[Saved data entries]
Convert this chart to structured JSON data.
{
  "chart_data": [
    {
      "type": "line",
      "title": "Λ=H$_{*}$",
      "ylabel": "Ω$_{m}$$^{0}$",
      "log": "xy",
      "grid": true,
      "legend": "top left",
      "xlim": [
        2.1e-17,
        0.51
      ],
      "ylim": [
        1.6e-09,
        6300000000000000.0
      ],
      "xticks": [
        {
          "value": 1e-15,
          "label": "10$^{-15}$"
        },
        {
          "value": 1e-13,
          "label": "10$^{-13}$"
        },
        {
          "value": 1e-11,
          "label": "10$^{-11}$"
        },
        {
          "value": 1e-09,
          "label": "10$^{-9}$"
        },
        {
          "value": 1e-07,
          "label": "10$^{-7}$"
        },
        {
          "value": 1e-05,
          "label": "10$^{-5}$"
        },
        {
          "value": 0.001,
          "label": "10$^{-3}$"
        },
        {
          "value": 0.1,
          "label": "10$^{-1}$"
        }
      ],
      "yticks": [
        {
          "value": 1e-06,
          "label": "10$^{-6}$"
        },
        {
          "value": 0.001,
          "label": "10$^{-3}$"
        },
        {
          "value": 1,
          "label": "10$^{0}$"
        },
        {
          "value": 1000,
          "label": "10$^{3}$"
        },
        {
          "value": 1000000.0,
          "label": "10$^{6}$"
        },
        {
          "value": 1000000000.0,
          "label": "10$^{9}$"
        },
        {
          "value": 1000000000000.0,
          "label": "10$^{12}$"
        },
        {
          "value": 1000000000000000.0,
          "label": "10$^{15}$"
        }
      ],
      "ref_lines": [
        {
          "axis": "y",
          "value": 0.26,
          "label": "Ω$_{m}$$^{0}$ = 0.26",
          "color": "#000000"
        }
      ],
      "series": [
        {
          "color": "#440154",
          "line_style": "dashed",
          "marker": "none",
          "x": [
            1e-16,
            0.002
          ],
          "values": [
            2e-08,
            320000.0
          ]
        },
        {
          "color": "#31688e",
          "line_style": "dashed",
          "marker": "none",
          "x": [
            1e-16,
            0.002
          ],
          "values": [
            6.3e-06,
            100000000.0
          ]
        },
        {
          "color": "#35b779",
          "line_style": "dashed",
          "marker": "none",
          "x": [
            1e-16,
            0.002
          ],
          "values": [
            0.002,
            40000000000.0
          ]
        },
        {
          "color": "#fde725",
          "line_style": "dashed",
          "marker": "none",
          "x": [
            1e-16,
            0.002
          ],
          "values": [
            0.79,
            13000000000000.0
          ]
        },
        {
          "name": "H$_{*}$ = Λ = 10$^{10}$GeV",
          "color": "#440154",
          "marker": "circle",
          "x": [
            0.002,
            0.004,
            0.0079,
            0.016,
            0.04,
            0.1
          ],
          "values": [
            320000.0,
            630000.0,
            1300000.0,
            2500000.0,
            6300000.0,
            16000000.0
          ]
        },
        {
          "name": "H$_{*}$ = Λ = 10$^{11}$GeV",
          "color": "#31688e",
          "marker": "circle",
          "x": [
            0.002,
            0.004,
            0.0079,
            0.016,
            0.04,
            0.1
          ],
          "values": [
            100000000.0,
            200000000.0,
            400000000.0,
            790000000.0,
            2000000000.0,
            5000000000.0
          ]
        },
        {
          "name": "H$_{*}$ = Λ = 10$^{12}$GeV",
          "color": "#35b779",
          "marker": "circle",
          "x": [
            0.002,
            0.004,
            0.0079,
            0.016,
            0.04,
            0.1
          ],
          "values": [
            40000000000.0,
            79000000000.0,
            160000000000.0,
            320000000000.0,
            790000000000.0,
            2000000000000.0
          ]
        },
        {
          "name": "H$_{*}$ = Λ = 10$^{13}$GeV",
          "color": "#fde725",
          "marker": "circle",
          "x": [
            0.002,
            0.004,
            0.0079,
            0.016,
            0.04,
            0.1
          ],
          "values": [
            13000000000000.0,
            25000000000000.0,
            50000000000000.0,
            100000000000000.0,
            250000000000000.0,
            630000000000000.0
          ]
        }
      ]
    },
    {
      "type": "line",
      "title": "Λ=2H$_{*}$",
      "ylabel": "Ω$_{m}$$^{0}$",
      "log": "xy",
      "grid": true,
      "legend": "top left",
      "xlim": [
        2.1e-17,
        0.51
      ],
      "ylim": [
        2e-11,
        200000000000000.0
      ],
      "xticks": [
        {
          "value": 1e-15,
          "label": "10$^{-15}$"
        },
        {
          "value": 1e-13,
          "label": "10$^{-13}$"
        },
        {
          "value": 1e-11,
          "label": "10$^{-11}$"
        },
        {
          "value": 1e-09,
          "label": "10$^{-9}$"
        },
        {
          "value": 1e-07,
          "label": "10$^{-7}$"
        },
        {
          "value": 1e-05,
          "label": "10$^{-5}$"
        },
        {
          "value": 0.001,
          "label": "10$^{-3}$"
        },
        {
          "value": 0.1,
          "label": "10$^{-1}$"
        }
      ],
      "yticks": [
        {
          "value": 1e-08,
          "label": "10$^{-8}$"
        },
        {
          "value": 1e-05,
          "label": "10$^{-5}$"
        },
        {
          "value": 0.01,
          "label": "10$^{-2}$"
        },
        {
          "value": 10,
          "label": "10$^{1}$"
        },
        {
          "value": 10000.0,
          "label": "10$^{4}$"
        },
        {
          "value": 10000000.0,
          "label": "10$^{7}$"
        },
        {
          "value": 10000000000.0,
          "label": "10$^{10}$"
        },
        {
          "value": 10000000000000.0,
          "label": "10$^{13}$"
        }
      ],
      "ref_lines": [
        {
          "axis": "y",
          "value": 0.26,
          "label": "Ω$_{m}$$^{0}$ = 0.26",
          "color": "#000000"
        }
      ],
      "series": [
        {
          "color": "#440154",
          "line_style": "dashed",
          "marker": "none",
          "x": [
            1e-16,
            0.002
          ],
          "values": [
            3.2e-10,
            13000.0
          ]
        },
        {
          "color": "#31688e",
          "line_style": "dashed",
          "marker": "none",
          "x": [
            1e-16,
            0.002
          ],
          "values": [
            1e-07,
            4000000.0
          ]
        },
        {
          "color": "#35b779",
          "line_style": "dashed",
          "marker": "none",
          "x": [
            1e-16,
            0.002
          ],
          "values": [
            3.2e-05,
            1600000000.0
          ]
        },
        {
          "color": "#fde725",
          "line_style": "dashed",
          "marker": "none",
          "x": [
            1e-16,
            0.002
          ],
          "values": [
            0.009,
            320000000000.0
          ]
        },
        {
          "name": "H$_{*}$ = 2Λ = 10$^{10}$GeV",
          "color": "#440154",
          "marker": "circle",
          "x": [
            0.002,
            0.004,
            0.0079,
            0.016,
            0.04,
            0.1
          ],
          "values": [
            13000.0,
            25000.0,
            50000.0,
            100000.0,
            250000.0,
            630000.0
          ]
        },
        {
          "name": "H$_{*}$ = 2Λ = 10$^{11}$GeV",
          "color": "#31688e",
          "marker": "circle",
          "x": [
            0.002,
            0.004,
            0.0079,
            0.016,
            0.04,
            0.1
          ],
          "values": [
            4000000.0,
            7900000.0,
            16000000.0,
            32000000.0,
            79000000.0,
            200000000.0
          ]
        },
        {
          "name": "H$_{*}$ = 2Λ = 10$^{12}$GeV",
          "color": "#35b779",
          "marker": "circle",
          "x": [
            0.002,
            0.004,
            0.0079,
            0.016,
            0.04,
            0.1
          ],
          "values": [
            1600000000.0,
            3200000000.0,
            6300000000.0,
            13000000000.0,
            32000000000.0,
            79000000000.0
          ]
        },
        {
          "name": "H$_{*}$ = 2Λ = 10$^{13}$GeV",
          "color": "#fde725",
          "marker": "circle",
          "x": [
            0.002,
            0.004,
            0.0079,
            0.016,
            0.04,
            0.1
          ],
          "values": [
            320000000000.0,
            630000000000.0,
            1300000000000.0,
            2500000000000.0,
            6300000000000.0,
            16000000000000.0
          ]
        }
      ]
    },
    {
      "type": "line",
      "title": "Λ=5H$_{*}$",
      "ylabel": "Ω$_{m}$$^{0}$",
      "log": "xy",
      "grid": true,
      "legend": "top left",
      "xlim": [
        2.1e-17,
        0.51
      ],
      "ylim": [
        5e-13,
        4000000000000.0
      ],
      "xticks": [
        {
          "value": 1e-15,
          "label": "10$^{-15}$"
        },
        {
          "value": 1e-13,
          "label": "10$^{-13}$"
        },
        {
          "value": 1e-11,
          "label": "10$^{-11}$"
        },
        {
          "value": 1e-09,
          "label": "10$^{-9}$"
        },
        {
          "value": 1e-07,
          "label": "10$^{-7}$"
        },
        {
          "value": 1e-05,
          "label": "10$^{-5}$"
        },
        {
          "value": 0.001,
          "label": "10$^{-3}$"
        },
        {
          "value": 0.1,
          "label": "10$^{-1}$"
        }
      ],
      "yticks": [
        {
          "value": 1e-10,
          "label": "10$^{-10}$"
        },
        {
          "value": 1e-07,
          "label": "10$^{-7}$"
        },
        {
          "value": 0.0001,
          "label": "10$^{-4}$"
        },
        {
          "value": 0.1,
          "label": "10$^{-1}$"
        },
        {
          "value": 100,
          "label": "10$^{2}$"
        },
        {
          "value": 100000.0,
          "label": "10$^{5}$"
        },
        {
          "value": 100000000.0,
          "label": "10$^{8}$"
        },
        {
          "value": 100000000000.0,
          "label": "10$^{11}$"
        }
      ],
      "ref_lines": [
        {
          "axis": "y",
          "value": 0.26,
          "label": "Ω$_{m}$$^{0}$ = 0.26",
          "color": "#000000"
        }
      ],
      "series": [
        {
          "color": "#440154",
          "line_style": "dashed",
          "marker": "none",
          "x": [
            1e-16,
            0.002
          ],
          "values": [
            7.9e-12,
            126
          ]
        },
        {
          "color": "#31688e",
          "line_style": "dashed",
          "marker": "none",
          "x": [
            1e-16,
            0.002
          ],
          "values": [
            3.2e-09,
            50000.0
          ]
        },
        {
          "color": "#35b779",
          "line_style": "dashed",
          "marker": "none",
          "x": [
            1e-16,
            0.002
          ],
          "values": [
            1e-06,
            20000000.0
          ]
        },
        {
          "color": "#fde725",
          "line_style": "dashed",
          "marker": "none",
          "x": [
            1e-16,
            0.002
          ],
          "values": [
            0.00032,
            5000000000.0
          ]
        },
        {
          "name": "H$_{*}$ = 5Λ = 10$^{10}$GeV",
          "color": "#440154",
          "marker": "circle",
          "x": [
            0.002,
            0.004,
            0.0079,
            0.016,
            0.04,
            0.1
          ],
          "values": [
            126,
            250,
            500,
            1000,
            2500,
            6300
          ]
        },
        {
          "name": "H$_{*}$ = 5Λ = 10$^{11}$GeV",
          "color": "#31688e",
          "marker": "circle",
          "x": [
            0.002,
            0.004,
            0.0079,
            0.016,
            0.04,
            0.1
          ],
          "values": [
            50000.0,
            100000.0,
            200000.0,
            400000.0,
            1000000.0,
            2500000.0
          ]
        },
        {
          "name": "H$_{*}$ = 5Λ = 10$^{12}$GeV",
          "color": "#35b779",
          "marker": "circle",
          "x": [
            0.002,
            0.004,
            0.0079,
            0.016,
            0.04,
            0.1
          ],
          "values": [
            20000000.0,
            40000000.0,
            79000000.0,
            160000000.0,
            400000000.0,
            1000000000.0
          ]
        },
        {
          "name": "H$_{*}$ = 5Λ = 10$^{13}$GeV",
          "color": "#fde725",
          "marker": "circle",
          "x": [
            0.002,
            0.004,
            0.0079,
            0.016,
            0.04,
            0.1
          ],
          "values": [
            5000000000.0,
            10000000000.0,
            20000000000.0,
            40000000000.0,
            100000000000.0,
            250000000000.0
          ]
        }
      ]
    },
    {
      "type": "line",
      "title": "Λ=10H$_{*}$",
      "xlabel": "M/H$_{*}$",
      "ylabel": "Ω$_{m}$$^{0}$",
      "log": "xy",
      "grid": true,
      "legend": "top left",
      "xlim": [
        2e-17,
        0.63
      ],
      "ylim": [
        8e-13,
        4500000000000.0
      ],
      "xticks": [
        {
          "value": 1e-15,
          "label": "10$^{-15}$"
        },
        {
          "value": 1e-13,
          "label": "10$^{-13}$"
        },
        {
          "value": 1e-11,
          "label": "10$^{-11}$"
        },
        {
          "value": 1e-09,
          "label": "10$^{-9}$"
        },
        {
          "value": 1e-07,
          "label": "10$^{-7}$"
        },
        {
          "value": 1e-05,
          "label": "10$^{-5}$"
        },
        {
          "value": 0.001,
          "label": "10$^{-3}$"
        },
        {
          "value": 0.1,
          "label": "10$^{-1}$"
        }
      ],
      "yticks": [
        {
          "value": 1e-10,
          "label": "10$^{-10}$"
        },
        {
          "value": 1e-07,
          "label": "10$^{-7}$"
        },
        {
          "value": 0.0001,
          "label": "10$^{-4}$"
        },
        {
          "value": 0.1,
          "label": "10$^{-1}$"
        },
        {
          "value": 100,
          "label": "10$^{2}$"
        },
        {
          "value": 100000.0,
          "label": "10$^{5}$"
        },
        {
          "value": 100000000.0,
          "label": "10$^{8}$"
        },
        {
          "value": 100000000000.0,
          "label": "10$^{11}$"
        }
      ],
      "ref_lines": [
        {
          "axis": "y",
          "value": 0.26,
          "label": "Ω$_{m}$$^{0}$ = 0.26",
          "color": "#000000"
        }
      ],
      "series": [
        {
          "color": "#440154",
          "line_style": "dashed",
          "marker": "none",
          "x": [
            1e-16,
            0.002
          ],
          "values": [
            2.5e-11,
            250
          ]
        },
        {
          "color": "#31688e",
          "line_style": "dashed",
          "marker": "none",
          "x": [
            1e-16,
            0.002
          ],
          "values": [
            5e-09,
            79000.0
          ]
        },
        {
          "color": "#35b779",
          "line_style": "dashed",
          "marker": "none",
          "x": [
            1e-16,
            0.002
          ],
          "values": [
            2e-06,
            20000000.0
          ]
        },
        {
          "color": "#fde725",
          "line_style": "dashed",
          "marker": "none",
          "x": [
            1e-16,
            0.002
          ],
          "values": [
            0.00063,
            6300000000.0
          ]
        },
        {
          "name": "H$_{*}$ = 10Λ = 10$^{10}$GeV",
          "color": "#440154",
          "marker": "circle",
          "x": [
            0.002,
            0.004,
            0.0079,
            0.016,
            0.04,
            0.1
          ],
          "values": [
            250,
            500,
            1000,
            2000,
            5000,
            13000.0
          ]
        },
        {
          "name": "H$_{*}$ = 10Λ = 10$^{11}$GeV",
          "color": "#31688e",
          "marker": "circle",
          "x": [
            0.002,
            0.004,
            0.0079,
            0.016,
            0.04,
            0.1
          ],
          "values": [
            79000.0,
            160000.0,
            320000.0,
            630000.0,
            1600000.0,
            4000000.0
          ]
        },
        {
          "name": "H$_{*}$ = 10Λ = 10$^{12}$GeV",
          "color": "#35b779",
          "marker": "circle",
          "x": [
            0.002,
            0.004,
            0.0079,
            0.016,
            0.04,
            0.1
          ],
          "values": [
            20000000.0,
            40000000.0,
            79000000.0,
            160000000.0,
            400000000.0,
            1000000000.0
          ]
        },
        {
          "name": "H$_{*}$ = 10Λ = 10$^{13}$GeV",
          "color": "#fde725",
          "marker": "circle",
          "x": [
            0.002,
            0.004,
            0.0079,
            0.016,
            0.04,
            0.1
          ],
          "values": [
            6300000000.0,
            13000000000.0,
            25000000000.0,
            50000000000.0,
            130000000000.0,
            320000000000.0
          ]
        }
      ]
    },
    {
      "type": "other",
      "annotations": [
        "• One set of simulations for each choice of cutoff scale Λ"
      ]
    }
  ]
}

▸ **PROBLEM TO WORK ON**
Check each line above for the string "title" and show the ones that have it.

▸ **SOLUTION BELOW**
      "title": "Λ=H$_{*}$",
      "title": "Λ=2H$_{*}$",
      "title": "Λ=5H$_{*}$",
      "title": "Λ=10H$_{*}$",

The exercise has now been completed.